▶ **WORK TO COMPLETE**:
In the material below, the lines containing the word "チケット" are required; copy each of them.

▶ **PROVIDED INFORMATION**:
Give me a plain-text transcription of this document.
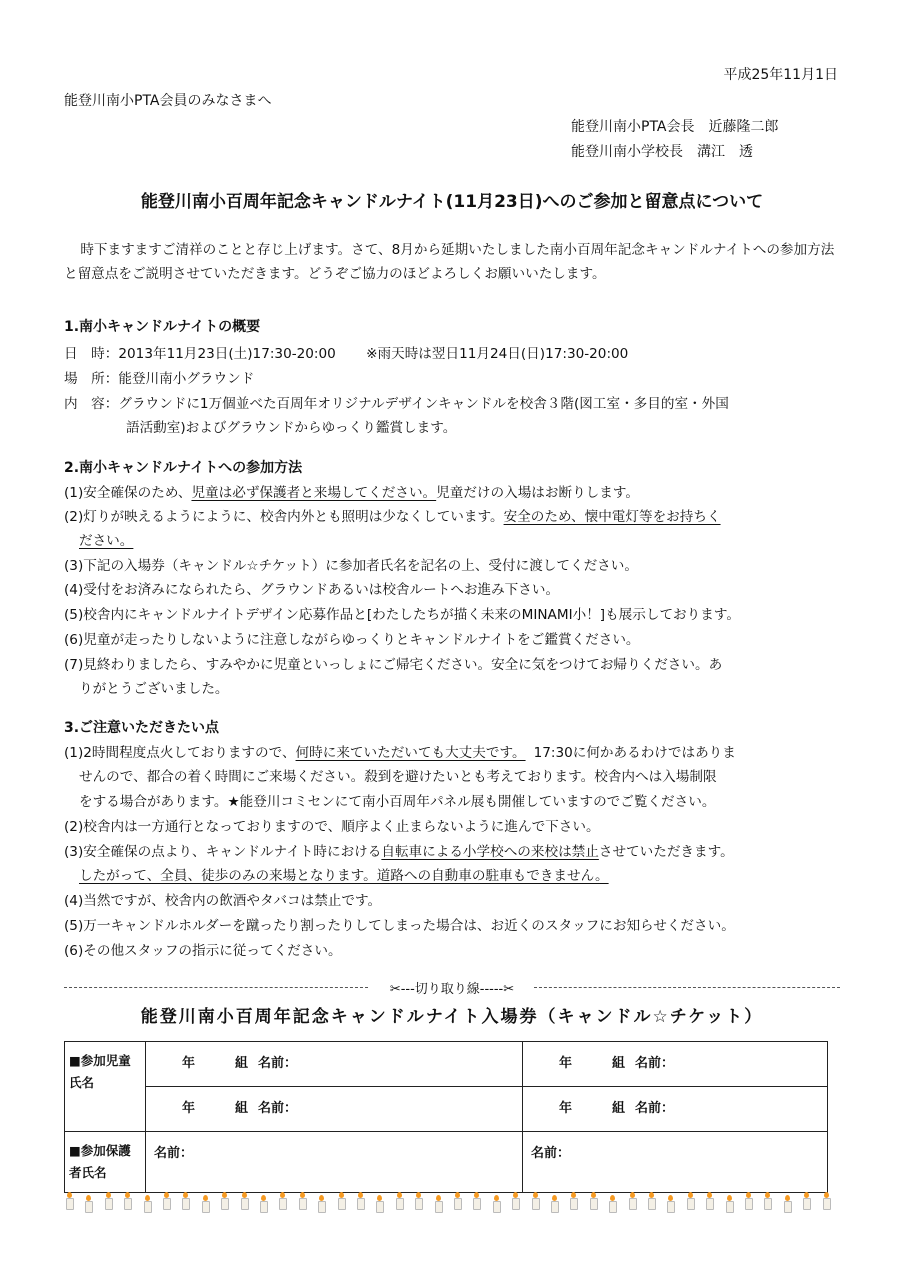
平成25年11月1日
能登川南小PTA会員のみなさまへ
能登川南小PTA会長　近藤隆二郎
能登川南小学校長　溝江　透
能登川南小百周年記念キャンドルナイト(11月23日)へのご参加と留意点について
時下ますますご清祥のことと存じ上げます。さて、8月から延期いたしました南小百周年記念キャンドルナイトへの参加方法と留意点をご説明させていただきます。どうぞご協力のほどよろしくお願いいたします。
1.南小キャンドルナイトの概要
日　時：2013年11月23日(土)17:30-20:00 ※雨天時は翌日11月24日(日)17:30-20:00
場　所：能登川南小グラウンド
内　容：グラウンドに1万個並べた百周年オリジナルデザインキャンドルを校舎３階(図工室・多目的室・外国
語活動室)およびグラウンドからゆっくり鑑賞します。
2.南小キャンドルナイトへの参加方法
(1)安全確保のため、児童は必ず保護者と来場してください。児童だけの入場はお断りします。
(2)灯りが映えるようにように、校舎内外とも照明は少なくしています。安全のため、懐中電灯等をお持ちく
ださい。
(3)下記の入場券（キャンドル☆チケット）に参加者氏名を記名の上、受付に渡してください。
(4)受付をお済みになられたら、グラウンドあるいは校舎ルートへお進み下さい。
(5)校舎内にキャンドルナイトデザイン応募作品と[わたしたちが描く未来のMINAMI小！]も展示しております。
(6)児童が走ったりしないように注意しながらゆっくりとキャンドルナイトをご鑑賞ください。
(7)見終わりましたら、すみやかに児童といっしょにご帰宅ください。安全に気をつけてお帰りください。あ
りがとうございました。
3.ご注意いただきたい点
(1)2時間程度点火しておりますので、何時に来ていただいても大丈夫です。 17:30に何かあるわけではありま
せんので、都合の着く時間にご来場ください。殺到を避けたいとも考えております。校舎内へは入場制限
をする場合があります。★能登川コミセンにて南小百周年パネル展も開催していますのでご覧ください。
(2)校舎内は一方通行となっておりますので、順序よく止まらないように進んで下さい。
(3)安全確保の点より、キャンドルナイト時における自転車による小学校への来校は禁止させていただきます。
したがって、全員、徒歩のみの来場となります。道路への自動車の駐車もできません。
(4)当然ですが、校舎内の飲酒やタバコは禁止です。
(5)万一キャンドルホルダーを蹴ったり割ったりしてしまった場合は、お近くのスタッフにお知らせください。
(6)その他スタッフの指示に従ってください。
✂---切り取り線-----✂
能登川南小百周年記念キャンドルナイト入場券（キャンドル☆チケット）
■参加児童氏名	年 組 名前：	年 組 名前：
	年 組 名前：	年 組 名前：
■参加保護者氏名	名前：	名前：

▶ **FULL RESPONSE**:
(3)下記の入場券（キャンドル☆チケット）に参加者氏名を記名の上、受付に渡してください。
能登川南小百周年記念キャンドルナイト入場券（キャンドル☆チケット）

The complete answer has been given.